[EXERCISE DESCRIPTION]
Could you copy every line from the material below in which "Incident" appears?
################
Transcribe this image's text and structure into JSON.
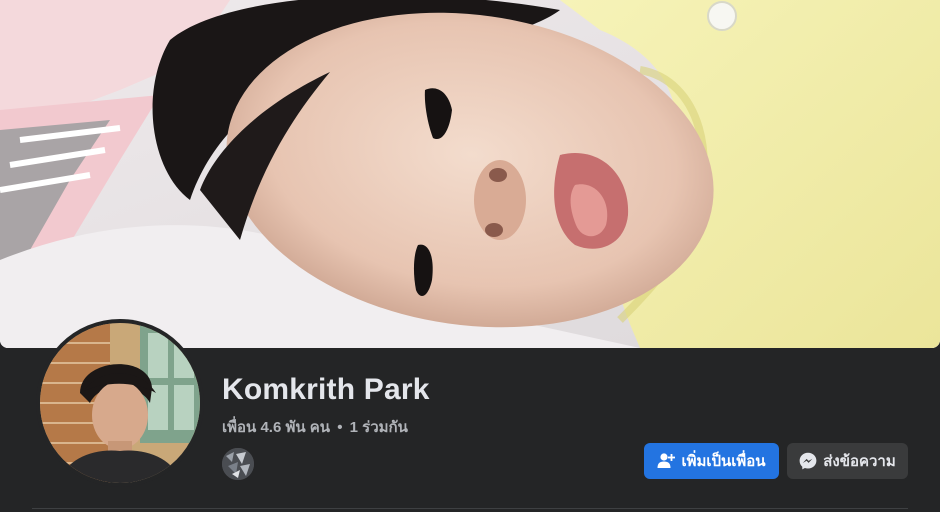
{
  "profile": {
    "name": "Komkrith Park",
    "friends_summary": "เพื่อน 4.6 พัน คน",
    "separator": "•",
    "mutual_summary": "1 ร่วมกัน"
  },
  "cover": {
    "icon": "cover-photo"
  },
  "actions": {
    "add_friend_label": "เพิ่มเป็นเพื่อน",
    "add_friend_icon": "add-friend-icon",
    "message_label": "ส่งข้อความ",
    "message_icon": "messenger-icon"
  },
  "colors": {
    "background": "#242526",
    "primary_button": "#2374e1",
    "secondary_button": "#3a3b3c",
    "text_primary": "#e4e6eb",
    "text_secondary": "#b0b3b8"
  }
}
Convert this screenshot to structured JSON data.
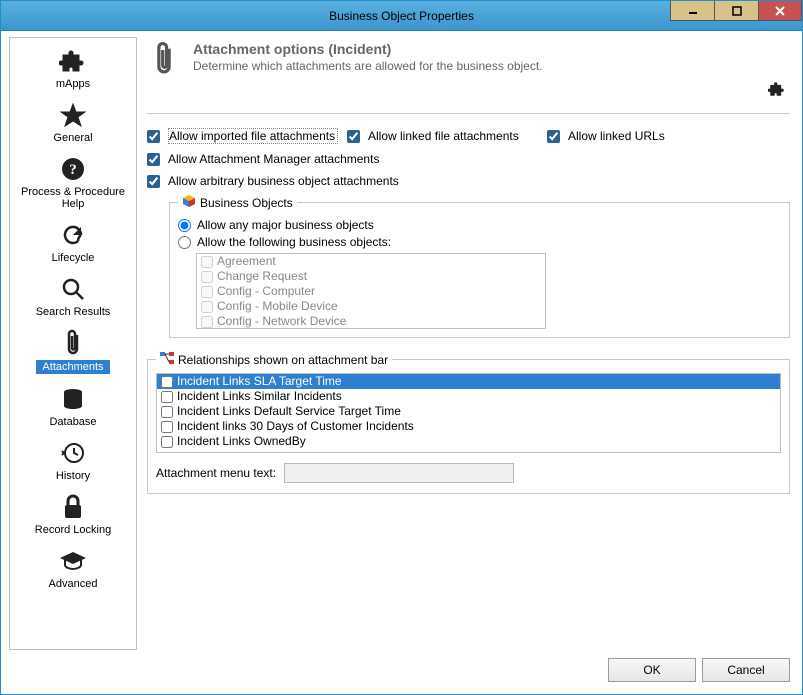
{
  "window_title": "Business Object Properties",
  "sidebar": {
    "items": [
      {
        "label": "mApps"
      },
      {
        "label": "General"
      },
      {
        "label": "Process & Procedure\nHelp"
      },
      {
        "label": "Lifecycle"
      },
      {
        "label": "Search Results"
      },
      {
        "label": "Attachments",
        "selected": true
      },
      {
        "label": "Database"
      },
      {
        "label": "History"
      },
      {
        "label": "Record Locking"
      },
      {
        "label": "Advanced"
      }
    ]
  },
  "header": {
    "title": "Attachment options  (Incident)",
    "description": "Determine which attachments are allowed for the business object."
  },
  "checks": {
    "imported": "Allow imported file attachments",
    "linked_file": "Allow linked file attachments",
    "linked_urls": "Allow linked URLs",
    "manager": "Allow Attachment Manager attachments",
    "arbitrary": "Allow arbitrary business object attachments"
  },
  "bo": {
    "legend": "Business Objects",
    "radio_any": "Allow any major business objects",
    "radio_following": "Allow the following business objects:",
    "items": [
      "Agreement",
      "Change Request",
      "Config - Computer",
      "Config - Mobile Device",
      "Config - Network Device"
    ]
  },
  "rel": {
    "legend": "Relationships shown on attachment bar",
    "items": [
      "Incident Links SLA Target Time",
      "Incident Links Similar Incidents",
      "Incident Links Default Service Target Time",
      "Incident links 30 Days of Customer Incidents",
      "Incident Links OwnedBy"
    ],
    "menu_text_label": "Attachment menu text:",
    "menu_text_value": ""
  },
  "buttons": {
    "ok": "OK",
    "cancel": "Cancel"
  }
}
################
[EXPECTED OUTPUT]
    "title": "Attachment options  (Incident)",
      "Incident Links SLA Target Time",
      "Incident Links Similar Incidents",
      "Incident Links Default Service Target Time",
      "Incident links 30 Days of Customer Incidents",
      "Incident Links OwnedBy"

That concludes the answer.